------ Extracted information
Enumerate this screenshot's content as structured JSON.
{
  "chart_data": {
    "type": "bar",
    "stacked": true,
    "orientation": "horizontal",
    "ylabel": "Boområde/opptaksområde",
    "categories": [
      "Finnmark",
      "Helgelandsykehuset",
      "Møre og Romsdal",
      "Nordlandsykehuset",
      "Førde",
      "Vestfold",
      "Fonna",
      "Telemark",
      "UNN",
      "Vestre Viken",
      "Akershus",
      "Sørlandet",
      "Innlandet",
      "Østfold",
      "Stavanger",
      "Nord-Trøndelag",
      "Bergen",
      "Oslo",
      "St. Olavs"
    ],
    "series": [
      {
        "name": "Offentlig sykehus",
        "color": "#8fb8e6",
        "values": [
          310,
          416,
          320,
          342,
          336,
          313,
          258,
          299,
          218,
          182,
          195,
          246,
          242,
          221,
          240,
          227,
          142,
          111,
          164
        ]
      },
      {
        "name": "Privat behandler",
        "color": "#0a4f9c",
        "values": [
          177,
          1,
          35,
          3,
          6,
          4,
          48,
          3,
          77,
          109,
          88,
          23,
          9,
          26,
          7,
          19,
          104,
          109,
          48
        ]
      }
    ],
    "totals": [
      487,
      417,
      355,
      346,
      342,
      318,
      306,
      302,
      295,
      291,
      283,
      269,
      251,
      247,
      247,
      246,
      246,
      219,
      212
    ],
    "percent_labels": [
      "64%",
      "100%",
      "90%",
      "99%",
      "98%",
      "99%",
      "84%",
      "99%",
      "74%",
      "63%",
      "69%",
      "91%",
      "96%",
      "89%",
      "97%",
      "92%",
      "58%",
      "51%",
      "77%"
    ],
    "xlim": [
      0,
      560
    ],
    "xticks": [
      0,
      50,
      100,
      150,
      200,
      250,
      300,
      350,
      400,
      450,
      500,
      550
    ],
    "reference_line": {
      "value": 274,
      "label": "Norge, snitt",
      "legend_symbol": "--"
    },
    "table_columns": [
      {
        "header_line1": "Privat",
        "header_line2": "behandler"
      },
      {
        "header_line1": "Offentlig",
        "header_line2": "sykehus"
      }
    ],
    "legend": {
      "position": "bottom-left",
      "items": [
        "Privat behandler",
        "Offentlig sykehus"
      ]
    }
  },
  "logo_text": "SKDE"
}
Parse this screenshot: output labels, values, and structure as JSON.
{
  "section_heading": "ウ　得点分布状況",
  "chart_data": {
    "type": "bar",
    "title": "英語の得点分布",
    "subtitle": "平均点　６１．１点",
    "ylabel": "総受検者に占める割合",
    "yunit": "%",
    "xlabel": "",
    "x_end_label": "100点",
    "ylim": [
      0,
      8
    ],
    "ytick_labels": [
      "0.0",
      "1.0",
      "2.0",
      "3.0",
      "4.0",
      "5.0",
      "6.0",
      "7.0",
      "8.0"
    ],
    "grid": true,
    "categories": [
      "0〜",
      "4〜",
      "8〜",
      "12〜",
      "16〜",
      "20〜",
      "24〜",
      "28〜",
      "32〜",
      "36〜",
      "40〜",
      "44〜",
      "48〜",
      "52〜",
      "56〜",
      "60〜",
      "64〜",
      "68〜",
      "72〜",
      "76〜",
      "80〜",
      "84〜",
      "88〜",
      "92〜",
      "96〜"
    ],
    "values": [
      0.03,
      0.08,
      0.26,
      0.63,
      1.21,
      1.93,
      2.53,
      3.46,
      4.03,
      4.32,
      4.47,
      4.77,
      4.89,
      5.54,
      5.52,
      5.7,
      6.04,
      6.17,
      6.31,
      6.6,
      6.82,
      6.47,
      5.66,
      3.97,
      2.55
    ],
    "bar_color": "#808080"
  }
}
------------
_Exercise details_. Repeat every entry exactly, please.

_Solution for this exercise_.
Enumerate this screenshot's content as structured JSON.
{
  "chart_data": {
    "type": "bar",
    "stacked": true,
    "orientation": "horizontal",
    "ylabel": "Boområde/opptaksområde",
    "categories": [
      "Finnmark",
      "Helgelandsykehuset",
      "Møre og Romsdal",
      "Nordlandsykehuset",
      "Førde",
      "Vestfold",
      "Fonna",
      "Telemark",
      "UNN",
      "Vestre Viken",
      "Akershus",
      "Sørlandet",
      "Innlandet",
      "Østfold",
      "Stavanger",
      "Nord-Trøndelag",
      "Bergen",
      "Oslo",
      "St. Olavs"
    ],
    "series": [
      {
        "name": "Offentlig sykehus",
        "color": "#8fb8e6",
        "values": [
          310,
          416,
          320,
          342,
          336,
          313,
          258,
          299,
          218,
          182,
          195,
          246,
          242,
          221,
          240,
          227,
          142,
          111,
          164
        ]
      },
      {
        "name": "Privat behandler",
        "color": "#0a4f9c",
        "values": [
          177,
          1,
          35,
          3,
          6,
          4,
          48,
          3,
          77,
          109,
          88,
          23,
          9,
          26,
          7,
          19,
          104,
          109,
          48
        ]
      }
    ],
    "totals": [
      487,
      417,
      355,
      346,
      342,
      318,
      306,
      302,
      295,
      291,
      283,
      269,
      251,
      247,
      247,
      246,
      246,
      219,
      212
    ],
    "percent_labels": [
      "64%",
      "100%",
      "90%",
      "99%",
      "98%",
      "99%",
      "84%",
      "99%",
      "74%",
      "63%",
      "69%",
      "91%",
      "96%",
      "89%",
      "97%",
      "92%",
      "58%",
      "51%",
      "77%"
    ],
    "xlim": [
      0,
      560
    ],
    "xticks": [
      0,
      50,
      100,
      150,
      200,
      250,
      300,
      350,
      400,
      450,
      500,
      550
    ],
    "reference_line": {
      "value": 274,
      "label": "Norge, snitt",
      "legend_symbol": "--"
    },
    "table_columns": [
      {
        "header_line1": "Privat",
        "header_line2": "behandler"
      },
      {
        "header_line1": "Offentlig",
        "header_line2": "sykehus"
      }
    ],
    "legend": {
      "position": "bottom-left",
      "items": [
        "Privat behandler",
        "Offentlig sykehus"
      ]
    }
  },
  "logo_text": "SKDE"
}
Parse this screenshot: output labels, values, and structure as JSON.
{
  "section_heading": "ウ　得点分布状況",
  "chart_data": {
    "type": "bar",
    "title": "英語の得点分布",
    "subtitle": "平均点　６１．１点",
    "ylabel": "総受検者に占める割合",
    "yunit": "%",
    "xlabel": "",
    "x_end_label": "100点",
    "ylim": [
      0,
      8
    ],
    "ytick_labels": [
      "0.0",
      "1.0",
      "2.0",
      "3.0",
      "4.0",
      "5.0",
      "6.0",
      "7.0",
      "8.0"
    ],
    "grid": true,
    "categories": [
      "0〜",
      "4〜",
      "8〜",
      "12〜",
      "16〜",
      "20〜",
      "24〜",
      "28〜",
      "32〜",
      "36〜",
      "40〜",
      "44〜",
      "48〜",
      "52〜",
      "56〜",
      "60〜",
      "64〜",
      "68〜",
      "72〜",
      "76〜",
      "80〜",
      "84〜",
      "88〜",
      "92〜",
      "96〜"
    ],
    "values": [
      0.03,
      0.08,
      0.26,
      0.63,
      1.21,
      1.93,
      2.53,
      3.46,
      4.03,
      4.32,
      4.47,
      4.77,
      4.89,
      5.54,
      5.52,
      5.7,
      6.04,
      6.17,
      6.31,
      6.6,
      6.82,
      6.47,
      5.66,
      3.97,
      2.55
    ],
    "bar_color": "#808080"
  }
}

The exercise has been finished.